[Document page transcription items]
BEGIN
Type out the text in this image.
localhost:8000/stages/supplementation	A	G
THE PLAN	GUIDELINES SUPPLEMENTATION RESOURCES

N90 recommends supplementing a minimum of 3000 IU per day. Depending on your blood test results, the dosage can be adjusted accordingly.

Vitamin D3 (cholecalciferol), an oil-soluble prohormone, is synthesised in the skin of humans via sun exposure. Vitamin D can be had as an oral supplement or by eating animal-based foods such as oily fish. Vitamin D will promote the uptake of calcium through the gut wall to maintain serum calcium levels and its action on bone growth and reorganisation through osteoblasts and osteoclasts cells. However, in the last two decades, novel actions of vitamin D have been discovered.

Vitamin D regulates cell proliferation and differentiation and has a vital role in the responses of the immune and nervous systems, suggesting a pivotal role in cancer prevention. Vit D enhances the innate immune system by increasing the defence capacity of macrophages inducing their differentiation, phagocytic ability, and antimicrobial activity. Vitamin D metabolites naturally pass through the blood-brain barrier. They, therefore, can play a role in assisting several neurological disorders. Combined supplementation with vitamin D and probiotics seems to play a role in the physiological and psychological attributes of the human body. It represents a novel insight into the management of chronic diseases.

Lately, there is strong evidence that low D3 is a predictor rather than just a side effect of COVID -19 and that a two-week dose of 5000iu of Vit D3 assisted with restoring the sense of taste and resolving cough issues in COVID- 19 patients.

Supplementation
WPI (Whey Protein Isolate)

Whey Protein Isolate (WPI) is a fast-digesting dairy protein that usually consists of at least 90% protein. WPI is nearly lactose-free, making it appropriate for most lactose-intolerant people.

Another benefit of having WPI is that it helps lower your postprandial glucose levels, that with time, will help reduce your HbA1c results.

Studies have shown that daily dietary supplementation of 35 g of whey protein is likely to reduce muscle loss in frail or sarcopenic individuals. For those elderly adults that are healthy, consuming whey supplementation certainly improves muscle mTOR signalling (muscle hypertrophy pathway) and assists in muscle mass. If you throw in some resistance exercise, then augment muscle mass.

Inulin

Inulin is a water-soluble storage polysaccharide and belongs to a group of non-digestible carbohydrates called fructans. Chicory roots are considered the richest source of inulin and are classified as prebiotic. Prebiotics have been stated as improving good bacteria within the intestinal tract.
END
Work item
Give only the count of lines in the data that include the string "Isolate".

Answer to the problem
2